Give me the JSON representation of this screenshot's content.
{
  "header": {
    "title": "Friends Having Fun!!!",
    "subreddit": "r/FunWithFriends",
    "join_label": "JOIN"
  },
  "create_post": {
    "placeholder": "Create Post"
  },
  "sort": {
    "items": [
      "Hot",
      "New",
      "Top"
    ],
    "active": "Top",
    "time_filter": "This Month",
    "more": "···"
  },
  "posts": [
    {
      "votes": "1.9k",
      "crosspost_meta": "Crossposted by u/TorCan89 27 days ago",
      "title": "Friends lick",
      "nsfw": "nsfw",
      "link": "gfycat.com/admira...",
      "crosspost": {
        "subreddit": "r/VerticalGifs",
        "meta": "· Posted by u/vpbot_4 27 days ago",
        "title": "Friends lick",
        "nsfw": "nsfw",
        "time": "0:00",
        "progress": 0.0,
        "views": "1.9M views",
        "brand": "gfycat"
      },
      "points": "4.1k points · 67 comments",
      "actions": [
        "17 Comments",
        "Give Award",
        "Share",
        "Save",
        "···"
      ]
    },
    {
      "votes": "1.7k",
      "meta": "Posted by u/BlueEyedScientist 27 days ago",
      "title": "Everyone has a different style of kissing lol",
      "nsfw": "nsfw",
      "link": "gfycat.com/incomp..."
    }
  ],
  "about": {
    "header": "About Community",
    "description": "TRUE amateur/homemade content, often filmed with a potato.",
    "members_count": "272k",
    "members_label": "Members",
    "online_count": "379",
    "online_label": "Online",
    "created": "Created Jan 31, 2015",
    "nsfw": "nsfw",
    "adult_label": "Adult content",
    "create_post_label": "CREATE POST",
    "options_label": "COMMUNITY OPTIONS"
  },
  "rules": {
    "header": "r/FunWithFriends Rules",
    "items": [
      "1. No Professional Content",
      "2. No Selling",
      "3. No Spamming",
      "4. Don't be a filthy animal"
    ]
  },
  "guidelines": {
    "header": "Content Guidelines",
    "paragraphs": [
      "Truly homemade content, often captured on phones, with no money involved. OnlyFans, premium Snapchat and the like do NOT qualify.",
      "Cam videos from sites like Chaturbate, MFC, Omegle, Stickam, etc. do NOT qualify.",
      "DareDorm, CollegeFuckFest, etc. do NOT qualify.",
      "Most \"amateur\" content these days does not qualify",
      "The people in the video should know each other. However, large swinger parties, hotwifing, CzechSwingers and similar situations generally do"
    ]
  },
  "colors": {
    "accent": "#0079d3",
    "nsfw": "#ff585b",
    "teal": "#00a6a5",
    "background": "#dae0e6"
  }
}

* _Given task_: Retype every record above exactly as written.

* _Written solution_:
Give me the JSON representation of this screenshot's content.
{
  "header": {
    "title": "Friends Having Fun!!!",
    "subreddit": "r/FunWithFriends",
    "join_label": "JOIN"
  },
  "create_post": {
    "placeholder": "Create Post"
  },
  "sort": {
    "items": [
      "Hot",
      "New",
      "Top"
    ],
    "active": "Top",
    "time_filter": "This Month",
    "more": "···"
  },
  "posts": [
    {
      "votes": "1.9k",
      "crosspost_meta": "Crossposted by u/TorCan89 27 days ago",
      "title": "Friends lick",
      "nsfw": "nsfw",
      "link": "gfycat.com/admira...",
      "crosspost": {
        "subreddit": "r/VerticalGifs",
        "meta": "· Posted by u/vpbot_4 27 days ago",
        "title": "Friends lick",
        "nsfw": "nsfw",
        "time": "0:00",
        "progress": 0.0,
        "views": "1.9M views",
        "brand": "gfycat"
      },
      "points": "4.1k points · 67 comments",
      "actions": [
        "17 Comments",
        "Give Award",
        "Share",
        "Save",
        "···"
      ]
    },
    {
      "votes": "1.7k",
      "meta": "Posted by u/BlueEyedScientist 27 days ago",
      "title": "Everyone has a different style of kissing lol",
      "nsfw": "nsfw",
      "link": "gfycat.com/incomp..."
    }
  ],
  "about": {
    "header": "About Community",
    "description": "TRUE amateur/homemade content, often filmed with a potato.",
    "members_count": "272k",
    "members_label": "Members",
    "online_count": "379",
    "online_label": "Online",
    "created": "Created Jan 31, 2015",
    "nsfw": "nsfw",
    "adult_label": "Adult content",
    "create_post_label": "CREATE POST",
    "options_label": "COMMUNITY OPTIONS"
  },
  "rules": {
    "header": "r/FunWithFriends Rules",
    "items": [
      "1. No Professional Content",
      "2. No Selling",
      "3. No Spamming",
      "4. Don't be a filthy animal"
    ]
  },
  "guidelines": {
    "header": "Content Guidelines",
    "paragraphs": [
      "Truly homemade content, often captured on phones, with no money involved. OnlyFans, premium Snapchat and the like do NOT qualify.",
      "Cam videos from sites like Chaturbate, MFC, Omegle, Stickam, etc. do NOT qualify.",
      "DareDorm, CollegeFuckFest, etc. do NOT qualify.",
      "Most \"amateur\" content these days does not qualify",
      "The people in the video should know each other. However, large swinger parties, hotwifing, CzechSwingers and similar situations generally do"
    ]
  },
  "colors": {
    "accent": "#0079d3",
    "nsfw": "#ff585b",
    "teal": "#00a6a5",
    "background": "#dae0e6"
  }
}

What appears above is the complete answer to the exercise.